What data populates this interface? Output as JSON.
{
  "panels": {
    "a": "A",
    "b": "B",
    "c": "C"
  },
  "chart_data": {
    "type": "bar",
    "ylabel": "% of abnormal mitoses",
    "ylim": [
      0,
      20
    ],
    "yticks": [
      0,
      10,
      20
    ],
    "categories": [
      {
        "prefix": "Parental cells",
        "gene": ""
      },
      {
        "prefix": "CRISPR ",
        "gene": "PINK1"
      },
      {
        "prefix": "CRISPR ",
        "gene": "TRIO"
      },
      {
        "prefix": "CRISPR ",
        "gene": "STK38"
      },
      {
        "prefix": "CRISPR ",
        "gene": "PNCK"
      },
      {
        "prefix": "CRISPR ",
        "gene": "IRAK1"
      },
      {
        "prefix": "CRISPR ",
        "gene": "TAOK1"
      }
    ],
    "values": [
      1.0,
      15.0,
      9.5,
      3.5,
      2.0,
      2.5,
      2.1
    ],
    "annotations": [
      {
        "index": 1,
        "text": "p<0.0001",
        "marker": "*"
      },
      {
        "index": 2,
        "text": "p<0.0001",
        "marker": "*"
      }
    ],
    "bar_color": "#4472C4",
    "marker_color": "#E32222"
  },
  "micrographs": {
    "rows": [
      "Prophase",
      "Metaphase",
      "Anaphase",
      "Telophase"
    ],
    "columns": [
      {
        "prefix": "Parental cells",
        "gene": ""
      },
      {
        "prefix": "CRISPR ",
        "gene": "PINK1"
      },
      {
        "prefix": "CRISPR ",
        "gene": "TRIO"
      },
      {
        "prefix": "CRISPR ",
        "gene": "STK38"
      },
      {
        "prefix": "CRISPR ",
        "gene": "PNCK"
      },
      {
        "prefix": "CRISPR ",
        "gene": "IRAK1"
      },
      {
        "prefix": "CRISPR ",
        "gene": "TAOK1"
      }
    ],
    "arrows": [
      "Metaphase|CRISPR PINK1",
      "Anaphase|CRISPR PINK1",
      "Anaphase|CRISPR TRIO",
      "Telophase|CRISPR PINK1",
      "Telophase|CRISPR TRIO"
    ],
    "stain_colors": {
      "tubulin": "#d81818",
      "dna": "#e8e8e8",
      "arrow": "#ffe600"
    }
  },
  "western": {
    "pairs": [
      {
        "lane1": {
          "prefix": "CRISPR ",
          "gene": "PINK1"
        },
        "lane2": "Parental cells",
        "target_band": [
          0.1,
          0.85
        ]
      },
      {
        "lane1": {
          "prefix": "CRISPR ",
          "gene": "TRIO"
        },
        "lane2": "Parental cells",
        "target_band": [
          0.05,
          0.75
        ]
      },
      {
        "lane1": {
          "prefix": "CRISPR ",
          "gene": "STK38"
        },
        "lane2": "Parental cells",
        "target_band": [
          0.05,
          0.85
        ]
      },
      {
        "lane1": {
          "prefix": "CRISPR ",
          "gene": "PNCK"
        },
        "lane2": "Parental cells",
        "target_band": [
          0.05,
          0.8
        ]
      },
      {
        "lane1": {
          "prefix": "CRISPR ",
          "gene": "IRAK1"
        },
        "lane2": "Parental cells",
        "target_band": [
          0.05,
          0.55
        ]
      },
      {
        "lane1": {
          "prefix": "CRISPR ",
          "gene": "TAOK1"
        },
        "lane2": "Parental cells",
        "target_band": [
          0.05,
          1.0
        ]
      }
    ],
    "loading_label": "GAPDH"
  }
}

#### [Work instruction]
For each record in the listing, output it again exactly.

#### [Response box]
What data populates this interface? Output as JSON.
{
  "panels": {
    "a": "A",
    "b": "B",
    "c": "C"
  },
  "chart_data": {
    "type": "bar",
    "ylabel": "% of abnormal mitoses",
    "ylim": [
      0,
      20
    ],
    "yticks": [
      0,
      10,
      20
    ],
    "categories": [
      {
        "prefix": "Parental cells",
        "gene": ""
      },
      {
        "prefix": "CRISPR ",
        "gene": "PINK1"
      },
      {
        "prefix": "CRISPR ",
        "gene": "TRIO"
      },
      {
        "prefix": "CRISPR ",
        "gene": "STK38"
      },
      {
        "prefix": "CRISPR ",
        "gene": "PNCK"
      },
      {
        "prefix": "CRISPR ",
        "gene": "IRAK1"
      },
      {
        "prefix": "CRISPR ",
        "gene": "TAOK1"
      }
    ],
    "values": [
      1.0,
      15.0,
      9.5,
      3.5,
      2.0,
      2.5,
      2.1
    ],
    "annotations": [
      {
        "index": 1,
        "text": "p<0.0001",
        "marker": "*"
      },
      {
        "index": 2,
        "text": "p<0.0001",
        "marker": "*"
      }
    ],
    "bar_color": "#4472C4",
    "marker_color": "#E32222"
  },
  "micrographs": {
    "rows": [
      "Prophase",
      "Metaphase",
      "Anaphase",
      "Telophase"
    ],
    "columns": [
      {
        "prefix": "Parental cells",
        "gene": ""
      },
      {
        "prefix": "CRISPR ",
        "gene": "PINK1"
      },
      {
        "prefix": "CRISPR ",
        "gene": "TRIO"
      },
      {
        "prefix": "CRISPR ",
        "gene": "STK38"
      },
      {
        "prefix": "CRISPR ",
        "gene": "PNCK"
      },
      {
        "prefix": "CRISPR ",
        "gene": "IRAK1"
      },
      {
        "prefix": "CRISPR ",
        "gene": "TAOK1"
      }
    ],
    "arrows": [
      "Metaphase|CRISPR PINK1",
      "Anaphase|CRISPR PINK1",
      "Anaphase|CRISPR TRIO",
      "Telophase|CRISPR PINK1",
      "Telophase|CRISPR TRIO"
    ],
    "stain_colors": {
      "tubulin": "#d81818",
      "dna": "#e8e8e8",
      "arrow": "#ffe600"
    }
  },
  "western": {
    "pairs": [
      {
        "lane1": {
          "prefix": "CRISPR ",
          "gene": "PINK1"
        },
        "lane2": "Parental cells",
        "target_band": [
          0.1,
          0.85
        ]
      },
      {
        "lane1": {
          "prefix": "CRISPR ",
          "gene": "TRIO"
        },
        "lane2": "Parental cells",
        "target_band": [
          0.05,
          0.75
        ]
      },
      {
        "lane1": {
          "prefix": "CRISPR ",
          "gene": "STK38"
        },
        "lane2": "Parental cells",
        "target_band": [
          0.05,
          0.85
        ]
      },
      {
        "lane1": {
          "prefix": "CRISPR ",
          "gene": "PNCK"
        },
        "lane2": "Parental cells",
        "target_band": [
          0.05,
          0.8
        ]
      },
      {
        "lane1": {
          "prefix": "CRISPR ",
          "gene": "IRAK1"
        },
        "lane2": "Parental cells",
        "target_band": [
          0.05,
          0.55
        ]
      },
      {
        "lane1": {
          "prefix": "CRISPR ",
          "gene": "TAOK1"
        },
        "lane2": "Parental cells",
        "target_band": [
          0.05,
          1.0
        ]
      }
    ],
    "loading_label": "GAPDH"
  }
}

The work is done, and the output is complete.